*Exercise prompt*. Output each line of the material exactly as it stands.

*Input records*.
● ● ● ● ● ● ●

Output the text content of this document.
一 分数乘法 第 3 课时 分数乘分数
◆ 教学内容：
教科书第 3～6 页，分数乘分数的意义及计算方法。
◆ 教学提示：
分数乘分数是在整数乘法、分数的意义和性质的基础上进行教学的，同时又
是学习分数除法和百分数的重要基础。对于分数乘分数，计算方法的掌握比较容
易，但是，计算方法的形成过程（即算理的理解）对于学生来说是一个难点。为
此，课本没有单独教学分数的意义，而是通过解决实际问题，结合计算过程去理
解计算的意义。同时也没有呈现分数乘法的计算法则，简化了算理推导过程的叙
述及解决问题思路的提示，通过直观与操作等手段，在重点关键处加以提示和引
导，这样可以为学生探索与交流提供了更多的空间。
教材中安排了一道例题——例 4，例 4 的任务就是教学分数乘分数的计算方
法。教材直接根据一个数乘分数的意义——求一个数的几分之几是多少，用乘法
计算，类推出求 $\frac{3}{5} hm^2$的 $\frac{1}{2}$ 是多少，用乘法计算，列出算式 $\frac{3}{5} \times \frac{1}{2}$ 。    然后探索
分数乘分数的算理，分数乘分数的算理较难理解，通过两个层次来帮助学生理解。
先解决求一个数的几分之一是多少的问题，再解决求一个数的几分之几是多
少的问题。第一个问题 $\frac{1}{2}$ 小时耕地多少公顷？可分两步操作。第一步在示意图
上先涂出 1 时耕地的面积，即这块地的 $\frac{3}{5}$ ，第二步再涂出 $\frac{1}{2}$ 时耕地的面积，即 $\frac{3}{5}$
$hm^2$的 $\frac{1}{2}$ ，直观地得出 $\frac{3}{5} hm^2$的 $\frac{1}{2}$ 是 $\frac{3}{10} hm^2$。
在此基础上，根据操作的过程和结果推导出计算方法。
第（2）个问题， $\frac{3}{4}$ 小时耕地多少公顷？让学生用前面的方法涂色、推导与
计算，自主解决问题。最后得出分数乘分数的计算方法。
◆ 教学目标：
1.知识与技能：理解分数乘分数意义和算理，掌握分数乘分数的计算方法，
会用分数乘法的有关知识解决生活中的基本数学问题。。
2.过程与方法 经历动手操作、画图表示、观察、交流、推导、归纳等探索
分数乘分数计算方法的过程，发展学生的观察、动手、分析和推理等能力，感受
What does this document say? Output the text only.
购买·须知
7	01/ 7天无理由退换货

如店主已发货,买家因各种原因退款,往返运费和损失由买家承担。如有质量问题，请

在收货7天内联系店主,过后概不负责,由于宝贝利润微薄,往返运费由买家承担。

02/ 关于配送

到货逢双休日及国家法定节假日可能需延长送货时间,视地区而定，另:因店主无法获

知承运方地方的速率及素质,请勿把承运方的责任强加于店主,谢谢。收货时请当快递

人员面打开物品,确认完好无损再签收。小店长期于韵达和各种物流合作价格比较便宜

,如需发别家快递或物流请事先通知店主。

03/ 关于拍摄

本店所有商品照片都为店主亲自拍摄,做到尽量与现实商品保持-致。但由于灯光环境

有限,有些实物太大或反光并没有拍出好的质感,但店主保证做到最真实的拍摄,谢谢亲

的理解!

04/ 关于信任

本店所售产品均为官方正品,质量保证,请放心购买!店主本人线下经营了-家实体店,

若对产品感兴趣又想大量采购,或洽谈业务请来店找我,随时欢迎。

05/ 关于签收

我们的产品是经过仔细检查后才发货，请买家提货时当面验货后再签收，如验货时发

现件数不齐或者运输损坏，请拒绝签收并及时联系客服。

● ● ● ● ● ● ●

*Solution below*.
Output the text content of this document.
一 分数乘法 第 3 课时 分数乘分数
◆ 教学内容：
教科书第 3～6 页，分数乘分数的意义及计算方法。
◆ 教学提示：
分数乘分数是在整数乘法、分数的意义和性质的基础上进行教学的，同时又
是学习分数除法和百分数的重要基础。对于分数乘分数，计算方法的掌握比较容
易，但是，计算方法的形成过程（即算理的理解）对于学生来说是一个难点。为
此，课本没有单独教学分数的意义，而是通过解决实际问题，结合计算过程去理
解计算的意义。同时也没有呈现分数乘法的计算法则，简化了算理推导过程的叙
述及解决问题思路的提示，通过直观与操作等手段，在重点关键处加以提示和引
导，这样可以为学生探索与交流提供了更多的空间。
教材中安排了一道例题——例 4，例 4 的任务就是教学分数乘分数的计算方
法。教材直接根据一个数乘分数的意义——求一个数的几分之几是多少，用乘法
计算，类推出求 $\frac{3}{5} hm^2$的 $\frac{1}{2}$ 是多少，用乘法计算，列出算式 $\frac{3}{5} \times \frac{1}{2}$ 。    然后探索
分数乘分数的算理，分数乘分数的算理较难理解，通过两个层次来帮助学生理解。
先解决求一个数的几分之一是多少的问题，再解决求一个数的几分之几是多
少的问题。第一个问题 $\frac{1}{2}$ 小时耕地多少公顷？可分两步操作。第一步在示意图
上先涂出 1 时耕地的面积，即这块地的 $\frac{3}{5}$ ，第二步再涂出 $\frac{1}{2}$ 时耕地的面积，即 $\frac{3}{5}$
$hm^2$的 $\frac{1}{2}$ ，直观地得出 $\frac{3}{5} hm^2$的 $\frac{1}{2}$ 是 $\frac{3}{10} hm^2$。
在此基础上，根据操作的过程和结果推导出计算方法。
第（2）个问题， $\frac{3}{4}$ 小时耕地多少公顷？让学生用前面的方法涂色、推导与
计算，自主解决问题。最后得出分数乘分数的计算方法。
◆ 教学目标：
1.知识与技能：理解分数乘分数意义和算理，掌握分数乘分数的计算方法，
会用分数乘法的有关知识解决生活中的基本数学问题。。
2.过程与方法 经历动手操作、画图表示、观察、交流、推导、归纳等探索
分数乘分数计算方法的过程，发展学生的观察、动手、分析和推理等能力，感受
What does this document say? Output the text only.
购买·须知
7	01/ 7天无理由退换货

如店主已发货,买家因各种原因退款,往返运费和损失由买家承担。如有质量问题，请

在收货7天内联系店主,过后概不负责,由于宝贝利润微薄,往返运费由买家承担。

02/ 关于配送

到货逢双休日及国家法定节假日可能需延长送货时间,视地区而定，另:因店主无法获

知承运方地方的速率及素质,请勿把承运方的责任强加于店主,谢谢。收货时请当快递

人员面打开物品,确认完好无损再签收。小店长期于韵达和各种物流合作价格比较便宜

,如需发别家快递或物流请事先通知店主。

03/ 关于拍摄

本店所有商品照片都为店主亲自拍摄,做到尽量与现实商品保持-致。但由于灯光环境

有限,有些实物太大或反光并没有拍出好的质感,但店主保证做到最真实的拍摄,谢谢亲

的理解!

04/ 关于信任

本店所售产品均为官方正品,质量保证,请放心购买!店主本人线下经营了-家实体店,

若对产品感兴趣又想大量采购,或洽谈业务请来店找我,随时欢迎。

05/ 关于签收

我们的产品是经过仔细检查后才发货，请买家提货时当面验货后再签收，如验货时发

现件数不齐或者运输损坏，请拒绝签收并及时联系客服。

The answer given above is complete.